(Stored entries)
□ □ □

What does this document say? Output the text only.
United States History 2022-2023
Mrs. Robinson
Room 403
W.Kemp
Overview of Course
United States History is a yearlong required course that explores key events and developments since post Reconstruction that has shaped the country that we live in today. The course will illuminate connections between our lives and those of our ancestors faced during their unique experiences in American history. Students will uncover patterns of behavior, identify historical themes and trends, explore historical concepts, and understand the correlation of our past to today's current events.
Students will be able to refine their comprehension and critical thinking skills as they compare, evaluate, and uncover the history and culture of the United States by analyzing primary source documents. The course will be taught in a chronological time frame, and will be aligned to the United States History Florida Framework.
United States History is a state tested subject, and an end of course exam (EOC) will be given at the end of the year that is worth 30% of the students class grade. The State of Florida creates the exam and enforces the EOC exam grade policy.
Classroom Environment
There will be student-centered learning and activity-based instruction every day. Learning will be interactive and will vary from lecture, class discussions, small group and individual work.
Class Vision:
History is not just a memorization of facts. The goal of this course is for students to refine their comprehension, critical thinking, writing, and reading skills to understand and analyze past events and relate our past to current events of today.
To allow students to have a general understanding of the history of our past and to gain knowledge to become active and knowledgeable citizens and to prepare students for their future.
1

□ □ □

§ THE TASK: Produce an exact copy of every entry above.

§ COMPLETED TASK:
What does this document say? Output the text only.
United States History 2022-2023
Mrs. Robinson
Room 403
W.Kemp
Overview of Course
United States History is a yearlong required course that explores key events and developments since post Reconstruction that has shaped the country that we live in today. The course will illuminate connections between our lives and those of our ancestors faced during their unique experiences in American history. Students will uncover patterns of behavior, identify historical themes and trends, explore historical concepts, and understand the correlation of our past to today's current events.
Students will be able to refine their comprehension and critical thinking skills as they compare, evaluate, and uncover the history and culture of the United States by analyzing primary source documents. The course will be taught in a chronological time frame, and will be aligned to the United States History Florida Framework.
United States History is a state tested subject, and an end of course exam (EOC) will be given at the end of the year that is worth 30% of the students class grade. The State of Florida creates the exam and enforces the EOC exam grade policy.
Classroom Environment
There will be student-centered learning and activity-based instruction every day. Learning will be interactive and will vary from lecture, class discussions, small group and individual work.
Class Vision:
History is not just a memorization of facts. The goal of this course is for students to refine their comprehension, critical thinking, writing, and reading skills to understand and analyze past events and relate our past to current events of today.
To allow students to have a general understanding of the history of our past and to gain knowledge to become active and knowledgeable citizens and to prepare students for their future.
1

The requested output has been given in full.